--- DATA SHOWN ---
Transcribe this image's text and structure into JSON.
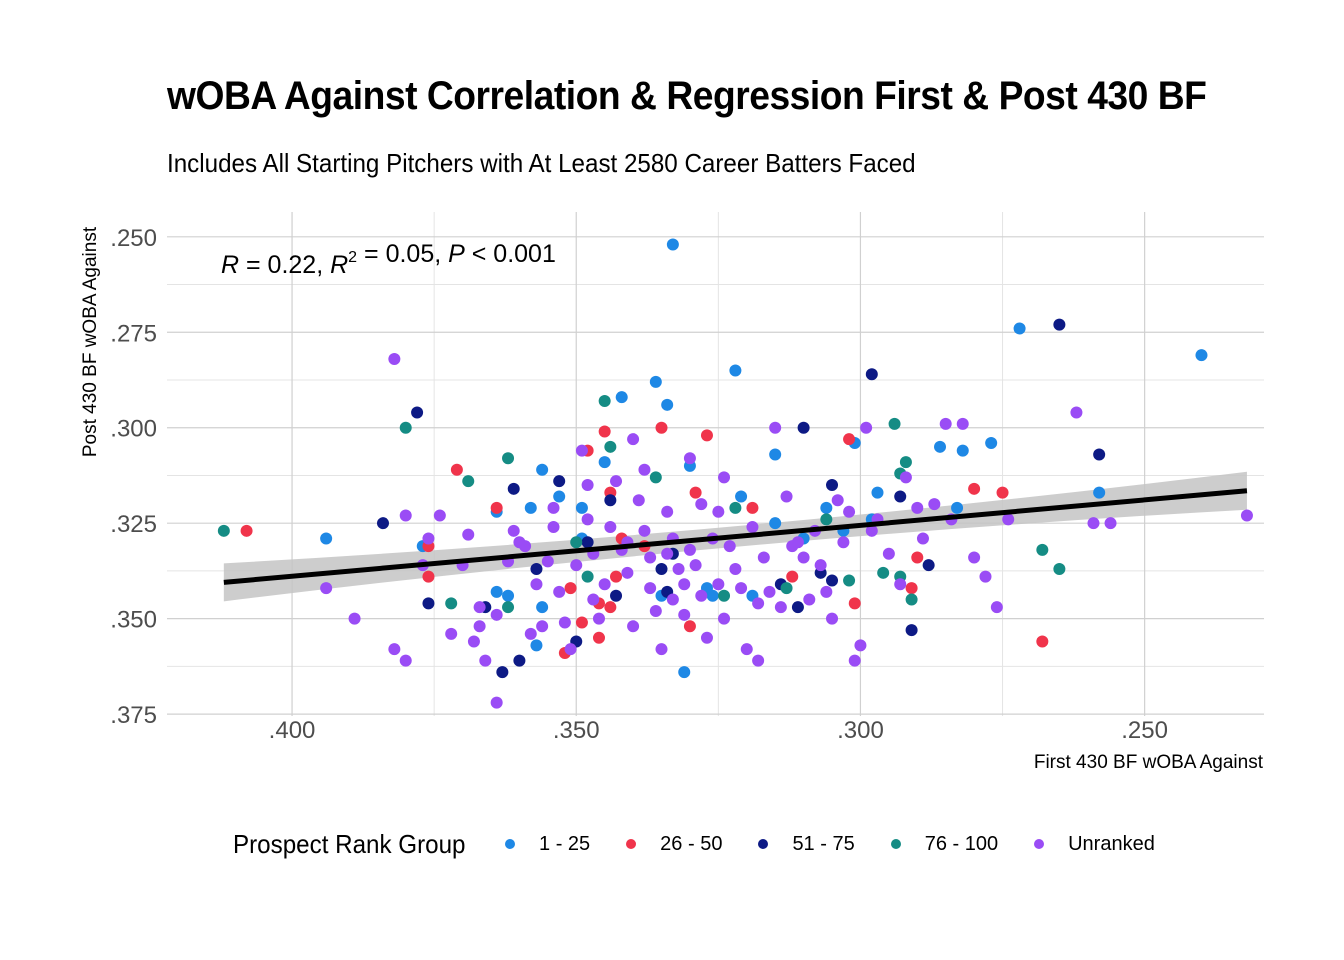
{
  "chart_data": {
    "type": "scatter",
    "title": "wOBA Against Correlation & Regression First & Post 430 BF",
    "subtitle": "Includes All Starting Pitchers with At Least 2580 Career Batters Faced",
    "xlabel": "First 430 BF wOBA Against",
    "ylabel": "Post 430 BF wOBA Against",
    "x_reversed": true,
    "y_reversed": true,
    "xlim": [
      0.422,
      0.229
    ],
    "ylim": [
      0.2435,
      0.3755
    ],
    "x_ticks": [
      0.4,
      0.35,
      0.3,
      0.25
    ],
    "x_tick_labels": [
      ".400",
      ".350",
      ".300",
      ".250"
    ],
    "y_ticks": [
      0.25,
      0.275,
      0.3,
      0.325,
      0.35,
      0.375
    ],
    "y_tick_labels": [
      ".250",
      ".275",
      ".300",
      ".325",
      ".350",
      ".375"
    ],
    "grid": true,
    "annotation": {
      "R": "0.22",
      "R2": "0.05",
      "P": "0.001"
    },
    "regression": {
      "x": [
        0.412,
        0.232
      ],
      "y": [
        0.3405,
        0.3165
      ]
    },
    "legend": {
      "title": "Prospect Rank Group",
      "position": "bottom",
      "entries": [
        {
          "label": "1 - 25",
          "color": "#1e88e5"
        },
        {
          "label": "26 - 50",
          "color": "#f0344b"
        },
        {
          "label": "51 - 75",
          "color": "#0d1a85"
        },
        {
          "label": "76 - 100",
          "color": "#158c84"
        },
        {
          "label": "Unranked",
          "color": "#9a4cf5"
        }
      ]
    },
    "series": [
      {
        "name": "1 - 25",
        "color": "#1e88e5",
        "points": [
          [
            0.394,
            0.329
          ],
          [
            0.333,
            0.252
          ],
          [
            0.272,
            0.274
          ],
          [
            0.24,
            0.281
          ],
          [
            0.336,
            0.288
          ],
          [
            0.342,
            0.292
          ],
          [
            0.322,
            0.285
          ],
          [
            0.334,
            0.294
          ],
          [
            0.301,
            0.304
          ],
          [
            0.286,
            0.305
          ],
          [
            0.277,
            0.304
          ],
          [
            0.282,
            0.306
          ],
          [
            0.315,
            0.307
          ],
          [
            0.345,
            0.309
          ],
          [
            0.356,
            0.311
          ],
          [
            0.33,
            0.31
          ],
          [
            0.321,
            0.318
          ],
          [
            0.297,
            0.317
          ],
          [
            0.364,
            0.322
          ],
          [
            0.358,
            0.321
          ],
          [
            0.349,
            0.321
          ],
          [
            0.315,
            0.325
          ],
          [
            0.283,
            0.321
          ],
          [
            0.258,
            0.317
          ],
          [
            0.306,
            0.321
          ],
          [
            0.377,
            0.331
          ],
          [
            0.349,
            0.329
          ],
          [
            0.327,
            0.342
          ],
          [
            0.356,
            0.347
          ],
          [
            0.362,
            0.344
          ],
          [
            0.357,
            0.357
          ],
          [
            0.335,
            0.344
          ],
          [
            0.331,
            0.364
          ],
          [
            0.319,
            0.344
          ],
          [
            0.326,
            0.344
          ],
          [
            0.303,
            0.327
          ],
          [
            0.31,
            0.329
          ],
          [
            0.298,
            0.324
          ],
          [
            0.364,
            0.343
          ],
          [
            0.353,
            0.318
          ]
        ]
      },
      {
        "name": "26 - 50",
        "color": "#f0344b",
        "points": [
          [
            0.408,
            0.327
          ],
          [
            0.376,
            0.339
          ],
          [
            0.376,
            0.331
          ],
          [
            0.371,
            0.311
          ],
          [
            0.364,
            0.321
          ],
          [
            0.351,
            0.342
          ],
          [
            0.345,
            0.301
          ],
          [
            0.348,
            0.306
          ],
          [
            0.335,
            0.3
          ],
          [
            0.327,
            0.302
          ],
          [
            0.344,
            0.317
          ],
          [
            0.329,
            0.317
          ],
          [
            0.302,
            0.303
          ],
          [
            0.319,
            0.321
          ],
          [
            0.342,
            0.329
          ],
          [
            0.343,
            0.339
          ],
          [
            0.346,
            0.346
          ],
          [
            0.344,
            0.347
          ],
          [
            0.349,
            0.351
          ],
          [
            0.346,
            0.355
          ],
          [
            0.352,
            0.359
          ],
          [
            0.33,
            0.352
          ],
          [
            0.312,
            0.339
          ],
          [
            0.301,
            0.346
          ],
          [
            0.29,
            0.334
          ],
          [
            0.291,
            0.342
          ],
          [
            0.28,
            0.316
          ],
          [
            0.268,
            0.356
          ],
          [
            0.275,
            0.317
          ],
          [
            0.338,
            0.331
          ]
        ]
      },
      {
        "name": "51 - 75",
        "color": "#0d1a85",
        "points": [
          [
            0.378,
            0.296
          ],
          [
            0.384,
            0.325
          ],
          [
            0.361,
            0.316
          ],
          [
            0.353,
            0.314
          ],
          [
            0.344,
            0.319
          ],
          [
            0.31,
            0.3
          ],
          [
            0.298,
            0.286
          ],
          [
            0.265,
            0.273
          ],
          [
            0.258,
            0.307
          ],
          [
            0.305,
            0.315
          ],
          [
            0.293,
            0.318
          ],
          [
            0.366,
            0.347
          ],
          [
            0.376,
            0.346
          ],
          [
            0.36,
            0.361
          ],
          [
            0.357,
            0.337
          ],
          [
            0.35,
            0.356
          ],
          [
            0.343,
            0.344
          ],
          [
            0.334,
            0.343
          ],
          [
            0.335,
            0.337
          ],
          [
            0.333,
            0.333
          ],
          [
            0.314,
            0.341
          ],
          [
            0.311,
            0.347
          ],
          [
            0.307,
            0.338
          ],
          [
            0.305,
            0.34
          ],
          [
            0.291,
            0.353
          ],
          [
            0.288,
            0.336
          ],
          [
            0.363,
            0.364
          ],
          [
            0.348,
            0.33
          ]
        ]
      },
      {
        "name": "76 - 100",
        "color": "#158c84",
        "points": [
          [
            0.412,
            0.327
          ],
          [
            0.38,
            0.3
          ],
          [
            0.369,
            0.314
          ],
          [
            0.362,
            0.308
          ],
          [
            0.345,
            0.293
          ],
          [
            0.344,
            0.305
          ],
          [
            0.336,
            0.313
          ],
          [
            0.322,
            0.321
          ],
          [
            0.294,
            0.299
          ],
          [
            0.293,
            0.312
          ],
          [
            0.292,
            0.309
          ],
          [
            0.268,
            0.332
          ],
          [
            0.265,
            0.337
          ],
          [
            0.296,
            0.338
          ],
          [
            0.291,
            0.345
          ],
          [
            0.293,
            0.339
          ],
          [
            0.302,
            0.34
          ],
          [
            0.313,
            0.342
          ],
          [
            0.324,
            0.344
          ],
          [
            0.348,
            0.339
          ],
          [
            0.362,
            0.347
          ],
          [
            0.372,
            0.346
          ],
          [
            0.35,
            0.33
          ],
          [
            0.306,
            0.324
          ]
        ]
      },
      {
        "name": "Unranked",
        "color": "#9a4cf5",
        "points": [
          [
            0.382,
            0.282
          ],
          [
            0.394,
            0.342
          ],
          [
            0.389,
            0.35
          ],
          [
            0.382,
            0.358
          ],
          [
            0.377,
            0.336
          ],
          [
            0.38,
            0.323
          ],
          [
            0.376,
            0.329
          ],
          [
            0.374,
            0.323
          ],
          [
            0.372,
            0.354
          ],
          [
            0.369,
            0.328
          ],
          [
            0.37,
            0.336
          ],
          [
            0.368,
            0.356
          ],
          [
            0.367,
            0.347
          ],
          [
            0.366,
            0.361
          ],
          [
            0.364,
            0.372
          ],
          [
            0.364,
            0.349
          ],
          [
            0.362,
            0.335
          ],
          [
            0.361,
            0.327
          ],
          [
            0.36,
            0.33
          ],
          [
            0.359,
            0.331
          ],
          [
            0.357,
            0.341
          ],
          [
            0.356,
            0.352
          ],
          [
            0.355,
            0.335
          ],
          [
            0.354,
            0.321
          ],
          [
            0.354,
            0.326
          ],
          [
            0.353,
            0.343
          ],
          [
            0.352,
            0.351
          ],
          [
            0.351,
            0.358
          ],
          [
            0.35,
            0.336
          ],
          [
            0.349,
            0.306
          ],
          [
            0.348,
            0.315
          ],
          [
            0.348,
            0.324
          ],
          [
            0.347,
            0.333
          ],
          [
            0.347,
            0.345
          ],
          [
            0.346,
            0.35
          ],
          [
            0.345,
            0.341
          ],
          [
            0.344,
            0.326
          ],
          [
            0.343,
            0.314
          ],
          [
            0.342,
            0.332
          ],
          [
            0.341,
            0.338
          ],
          [
            0.34,
            0.303
          ],
          [
            0.34,
            0.352
          ],
          [
            0.339,
            0.319
          ],
          [
            0.338,
            0.311
          ],
          [
            0.338,
            0.327
          ],
          [
            0.337,
            0.334
          ],
          [
            0.337,
            0.342
          ],
          [
            0.336,
            0.348
          ],
          [
            0.335,
            0.358
          ],
          [
            0.334,
            0.333
          ],
          [
            0.334,
            0.322
          ],
          [
            0.333,
            0.329
          ],
          [
            0.333,
            0.345
          ],
          [
            0.332,
            0.337
          ],
          [
            0.331,
            0.341
          ],
          [
            0.331,
            0.349
          ],
          [
            0.33,
            0.308
          ],
          [
            0.33,
            0.332
          ],
          [
            0.329,
            0.336
          ],
          [
            0.328,
            0.32
          ],
          [
            0.328,
            0.344
          ],
          [
            0.327,
            0.355
          ],
          [
            0.326,
            0.329
          ],
          [
            0.325,
            0.341
          ],
          [
            0.324,
            0.313
          ],
          [
            0.324,
            0.35
          ],
          [
            0.323,
            0.331
          ],
          [
            0.322,
            0.337
          ],
          [
            0.321,
            0.342
          ],
          [
            0.32,
            0.358
          ],
          [
            0.319,
            0.326
          ],
          [
            0.318,
            0.361
          ],
          [
            0.317,
            0.334
          ],
          [
            0.316,
            0.343
          ],
          [
            0.315,
            0.3
          ],
          [
            0.314,
            0.347
          ],
          [
            0.313,
            0.318
          ],
          [
            0.312,
            0.331
          ],
          [
            0.311,
            0.33
          ],
          [
            0.309,
            0.345
          ],
          [
            0.308,
            0.327
          ],
          [
            0.307,
            0.336
          ],
          [
            0.306,
            0.343
          ],
          [
            0.305,
            0.35
          ],
          [
            0.304,
            0.319
          ],
          [
            0.303,
            0.33
          ],
          [
            0.302,
            0.322
          ],
          [
            0.301,
            0.361
          ],
          [
            0.3,
            0.357
          ],
          [
            0.299,
            0.3
          ],
          [
            0.298,
            0.327
          ],
          [
            0.297,
            0.324
          ],
          [
            0.295,
            0.333
          ],
          [
            0.293,
            0.341
          ],
          [
            0.292,
            0.313
          ],
          [
            0.29,
            0.321
          ],
          [
            0.289,
            0.329
          ],
          [
            0.287,
            0.32
          ],
          [
            0.285,
            0.299
          ],
          [
            0.284,
            0.324
          ],
          [
            0.282,
            0.299
          ],
          [
            0.28,
            0.334
          ],
          [
            0.278,
            0.339
          ],
          [
            0.276,
            0.347
          ],
          [
            0.274,
            0.324
          ],
          [
            0.262,
            0.296
          ],
          [
            0.259,
            0.325
          ],
          [
            0.256,
            0.325
          ],
          [
            0.232,
            0.323
          ],
          [
            0.38,
            0.361
          ],
          [
            0.367,
            0.352
          ],
          [
            0.358,
            0.354
          ],
          [
            0.341,
            0.33
          ],
          [
            0.325,
            0.322
          ],
          [
            0.318,
            0.346
          ],
          [
            0.31,
            0.334
          ]
        ]
      }
    ]
  }
}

--- WHAT YOU WILL DO ---
Locate the word "color" in the records above, and return each line that has it.

--- ANSWER TO THIS EXERCISE ---
          "color": "#1e88e5"
          "color": "#f0344b"
          "color": "#0d1a85"
          "color": "#158c84"
          "color": "#9a4cf5"
        "color": "#1e88e5",
        "color": "#f0344b",
        "color": "#0d1a85",
        "color": "#158c84",
        "color": "#9a4cf5",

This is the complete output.